_Requirement_
Set the listing down again in full, word for word, with the pictures left out.
START Data shown
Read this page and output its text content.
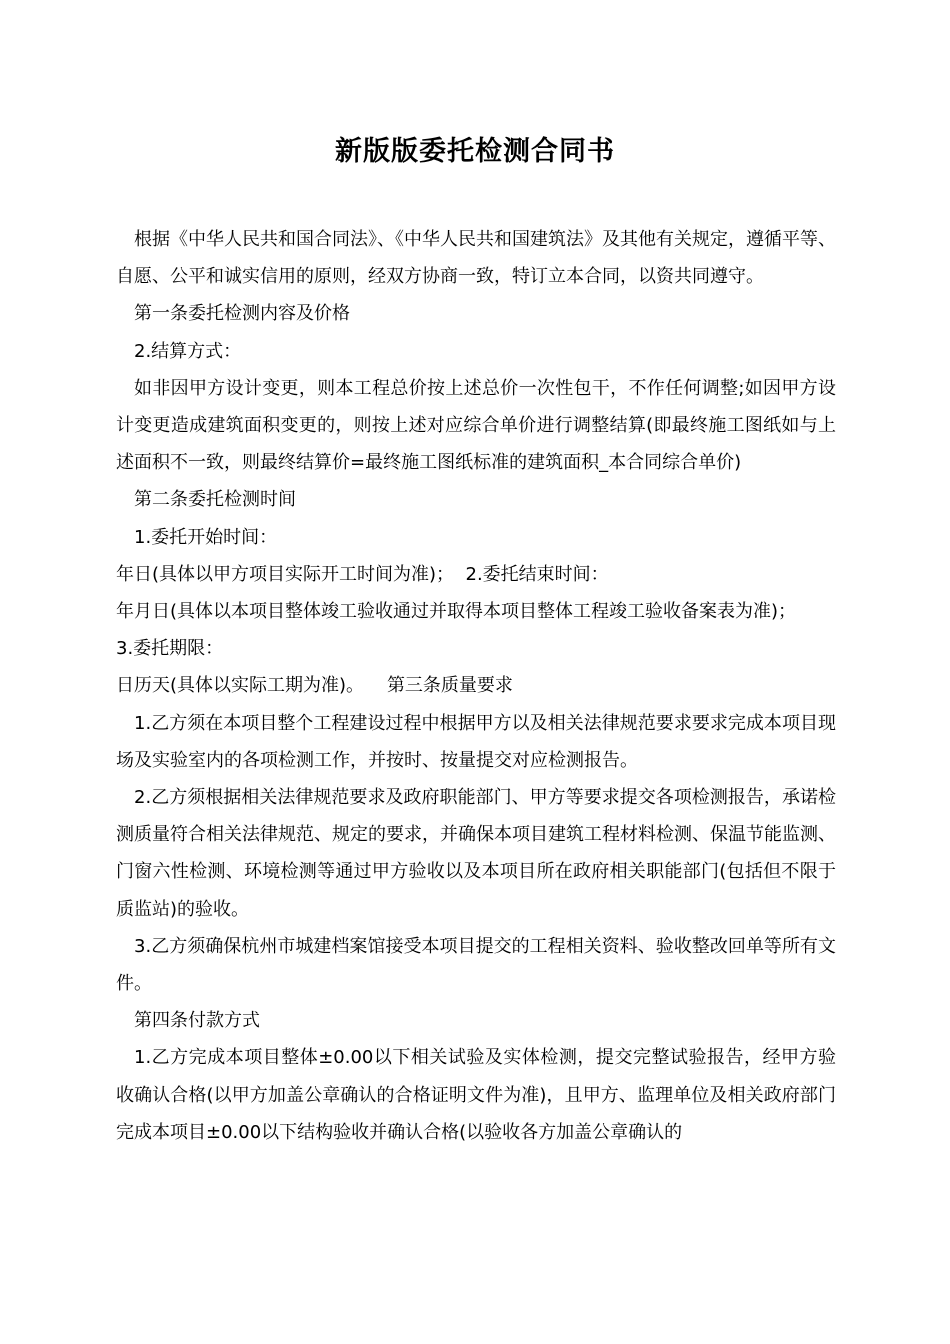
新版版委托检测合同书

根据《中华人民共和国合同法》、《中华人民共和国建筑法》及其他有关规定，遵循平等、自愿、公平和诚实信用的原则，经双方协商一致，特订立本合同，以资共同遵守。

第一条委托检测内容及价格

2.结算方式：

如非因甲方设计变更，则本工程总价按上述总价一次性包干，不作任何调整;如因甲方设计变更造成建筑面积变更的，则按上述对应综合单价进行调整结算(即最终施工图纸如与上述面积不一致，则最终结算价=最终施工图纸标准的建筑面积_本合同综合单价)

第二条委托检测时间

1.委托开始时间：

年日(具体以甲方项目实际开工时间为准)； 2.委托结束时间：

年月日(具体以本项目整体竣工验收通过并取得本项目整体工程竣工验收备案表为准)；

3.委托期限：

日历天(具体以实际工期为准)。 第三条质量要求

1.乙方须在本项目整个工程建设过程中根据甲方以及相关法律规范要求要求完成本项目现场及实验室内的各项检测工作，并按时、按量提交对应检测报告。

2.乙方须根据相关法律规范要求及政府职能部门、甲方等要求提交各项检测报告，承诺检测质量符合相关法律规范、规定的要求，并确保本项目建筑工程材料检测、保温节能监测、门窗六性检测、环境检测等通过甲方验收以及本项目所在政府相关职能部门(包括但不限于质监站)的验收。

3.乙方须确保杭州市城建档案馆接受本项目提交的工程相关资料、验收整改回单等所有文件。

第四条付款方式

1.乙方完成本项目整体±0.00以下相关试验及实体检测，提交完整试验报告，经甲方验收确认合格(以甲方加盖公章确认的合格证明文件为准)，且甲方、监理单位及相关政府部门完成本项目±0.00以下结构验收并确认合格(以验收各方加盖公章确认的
END Data shown
_Task output_
Read this page and output its text content.
新版版委托检测合同书

根据《中华人民共和国合同法》、《中华人民共和国建筑法》及其他有关规定，遵循平等、自愿、公平和诚实信用的原则，经双方协商一致，特订立本合同，以资共同遵守。

第一条委托检测内容及价格

2.结算方式：

如非因甲方设计变更，则本工程总价按上述总价一次性包干，不作任何调整;如因甲方设计变更造成建筑面积变更的，则按上述对应综合单价进行调整结算(即最终施工图纸如与上述面积不一致，则最终结算价=最终施工图纸标准的建筑面积_本合同综合单价)

第二条委托检测时间

1.委托开始时间：

年日(具体以甲方项目实际开工时间为准)； 2.委托结束时间：

年月日(具体以本项目整体竣工验收通过并取得本项目整体工程竣工验收备案表为准)；

3.委托期限：

日历天(具体以实际工期为准)。 第三条质量要求

1.乙方须在本项目整个工程建设过程中根据甲方以及相关法律规范要求要求完成本项目现场及实验室内的各项检测工作，并按时、按量提交对应检测报告。

2.乙方须根据相关法律规范要求及政府职能部门、甲方等要求提交各项检测报告，承诺检测质量符合相关法律规范、规定的要求，并确保本项目建筑工程材料检测、保温节能监测、门窗六性检测、环境检测等通过甲方验收以及本项目所在政府相关职能部门(包括但不限于质监站)的验收。

3.乙方须确保杭州市城建档案馆接受本项目提交的工程相关资料、验收整改回单等所有文件。

第四条付款方式

1.乙方完成本项目整体±0.00以下相关试验及实体检测，提交完整试验报告，经甲方验收确认合格(以甲方加盖公章确认的合格证明文件为准)，且甲方、监理单位及相关政府部门完成本项目±0.00以下结构验收并确认合格(以验收各方加盖公章确认的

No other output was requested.